_Given information_.

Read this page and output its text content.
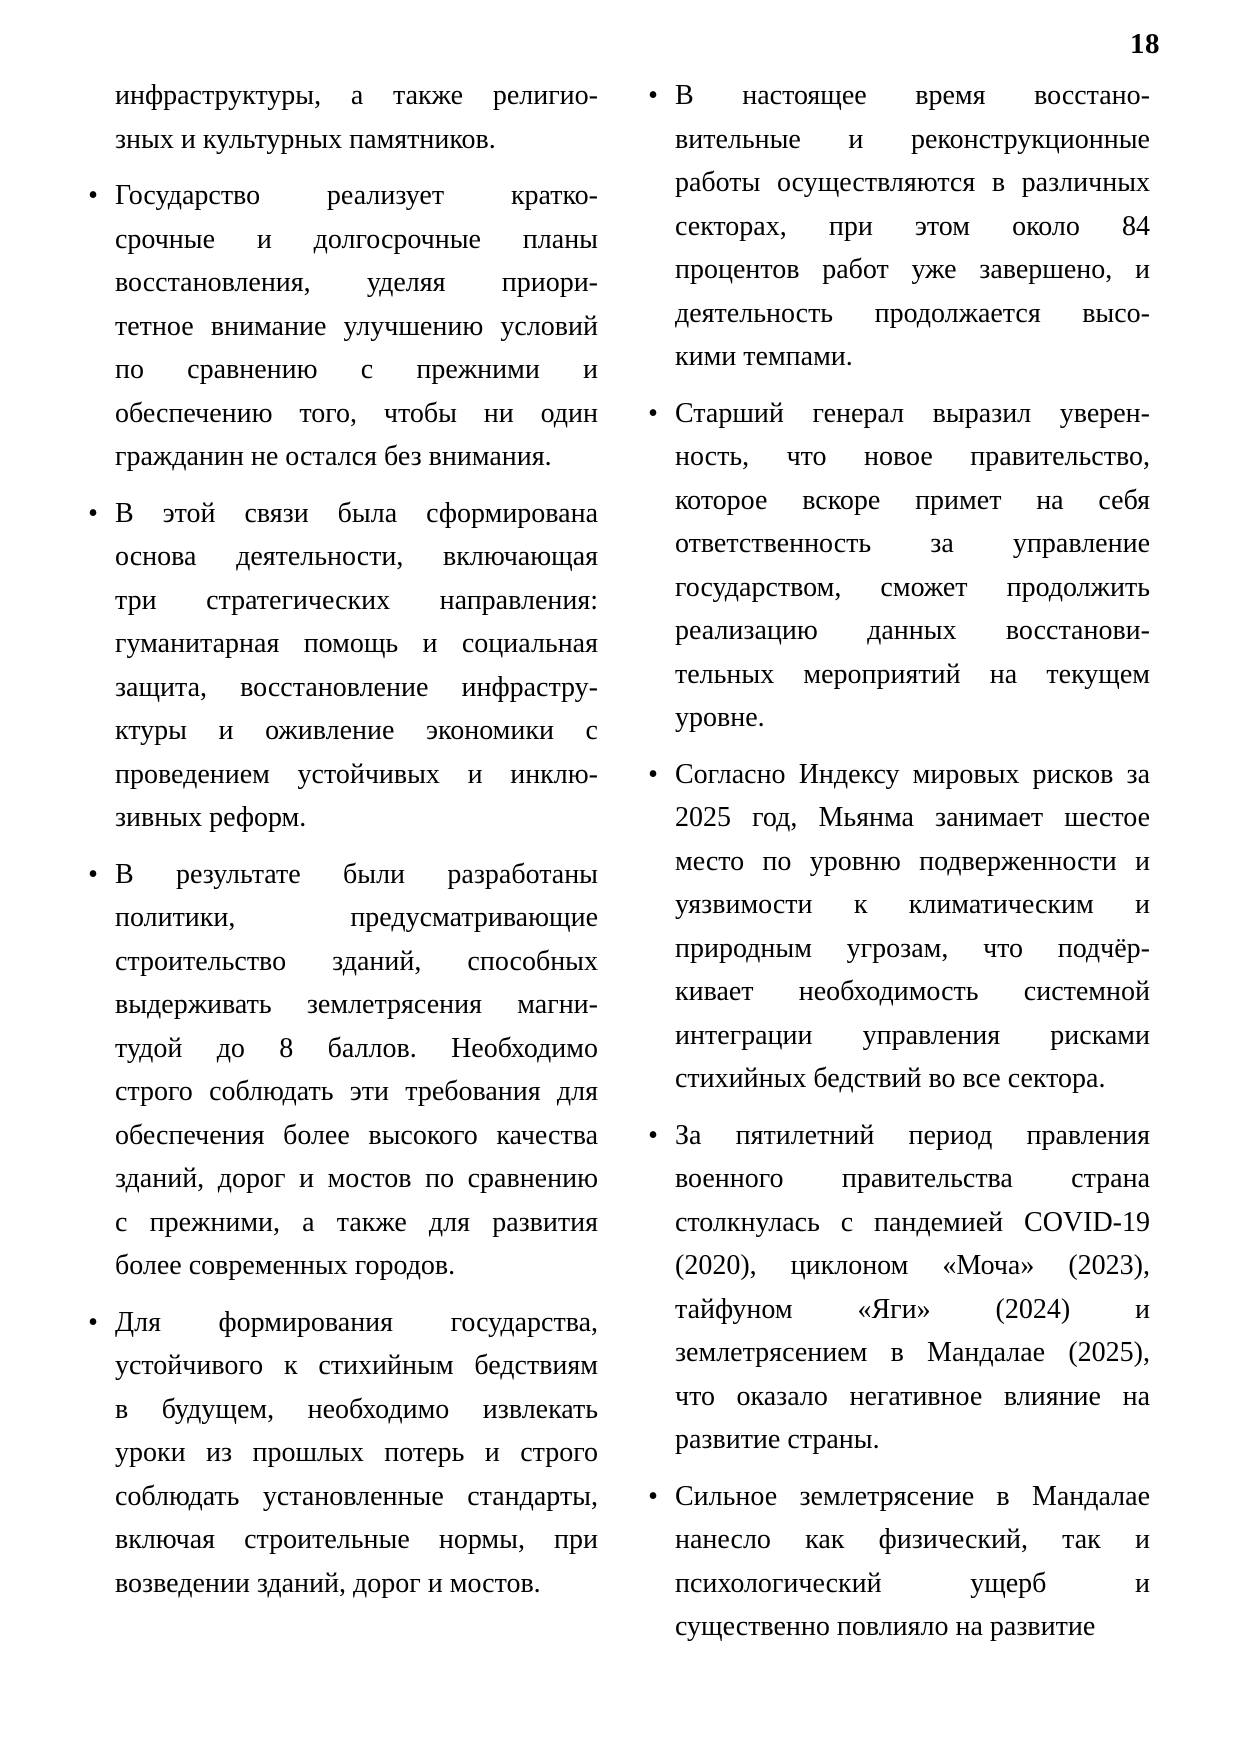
18
инфраструктуры, а также религио-
зных и культурных памятников.
• Государство реализует кратко-
срочные и долгосрочные планы
восстановления, уделяя приори-
тетное внимание улучшению условий
по сравнению с прежними и
обеспечению того, чтобы ни один
гражданин не остался без внимания.
• В этой связи была сформирована
основа деятельности, включающая
три стратегических направления:
гуманитарная помощь и социальная
защита, восстановление инфрастру-
ктуры и оживление экономики с
проведением устойчивых и инклю-
зивных реформ.
• В результате были разработаны
политики, предусматривающие
строительство зданий, способных
выдерживать землетрясения магни-
тудой до 8 баллов. Необходимо
строго соблюдать эти требования для
обеспечения более высокого качества
зданий, дорог и мостов по сравнению
с прежними, а также для развития
более современных городов.
• Для формирования государства,
устойчивого к стихийным бедствиям
в будущем, необходимо извлекать
уроки из прошлых потерь и строго
соблюдать установленные стандарты,
включая строительные нормы, при
возведении зданий, дорог и мостов.
• В настоящее время восстано-
вительные и реконструкционные
работы осуществляются в различных
секторах, при этом около 84
процентов работ уже завершено, и
деятельность продолжается высо-
кими темпами.
• Старший генерал выразил уверен-
ность, что новое правительство,
которое вскоре примет на себя
ответственность за управление
государством, сможет продолжить
реализацию данных восстанови-
тельных мероприятий на текущем
уровне.
• Согласно Индексу мировых рисков за
2025 год, Мьянма занимает шестое
место по уровню подверженности и
уязвимости к климатическим и
природным угрозам, что подчёр-
кивает необходимость системной
интеграции управления рисками
стихийных бедствий во все сектора.
• За пятилетний период правления
военного правительства страна
столкнулась с пандемией COVID-19
(2020), циклоном «Моча» (2023),
тайфуном «Яги» (2024) и
землетрясением в Мандалае (2025),
что оказало негативное влияние на
развитие страны.
• Сильное землетрясение в Мандалае
нанесло как физический, так и
психологический ущерб и
существенно повлияло на развитие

_What is asked_.
Every record above should be written out again exactly; the pictures stay out of the copy.

_Output for this task_.
Read this page and output its text content.
18
инфраструктуры, а также религио-
зных и культурных памятников.
• Государство реализует кратко-
срочные и долгосрочные планы
восстановления, уделяя приори-
тетное внимание улучшению условий
по сравнению с прежними и
обеспечению того, чтобы ни один
гражданин не остался без внимания.
• В этой связи была сформирована
основа деятельности, включающая
три стратегических направления:
гуманитарная помощь и социальная
защита, восстановление инфрастру-
ктуры и оживление экономики с
проведением устойчивых и инклю-
зивных реформ.
• В результате были разработаны
политики, предусматривающие
строительство зданий, способных
выдерживать землетрясения магни-
тудой до 8 баллов. Необходимо
строго соблюдать эти требования для
обеспечения более высокого качества
зданий, дорог и мостов по сравнению
с прежними, а также для развития
более современных городов.
• Для формирования государства,
устойчивого к стихийным бедствиям
в будущем, необходимо извлекать
уроки из прошлых потерь и строго
соблюдать установленные стандарты,
включая строительные нормы, при
возведении зданий, дорог и мостов.
• В настоящее время восстано-
вительные и реконструкционные
работы осуществляются в различных
секторах, при этом около 84
процентов работ уже завершено, и
деятельность продолжается высо-
кими темпами.
• Старший генерал выразил уверен-
ность, что новое правительство,
которое вскоре примет на себя
ответственность за управление
государством, сможет продолжить
реализацию данных восстанови-
тельных мероприятий на текущем
уровне.
• Согласно Индексу мировых рисков за
2025 год, Мьянма занимает шестое
место по уровню подверженности и
уязвимости к климатическим и
природным угрозам, что подчёр-
кивает необходимость системной
интеграции управления рисками
стихийных бедствий во все сектора.
• За пятилетний период правления
военного правительства страна
столкнулась с пандемией COVID-19
(2020), циклоном «Моча» (2023),
тайфуном «Яги» (2024) и
землетрясением в Мандалае (2025),
что оказало негативное влияние на
развитие страны.
• Сильное землетрясение в Мандалае
нанесло как физический, так и
психологический ущерб и
существенно повлияло на развитие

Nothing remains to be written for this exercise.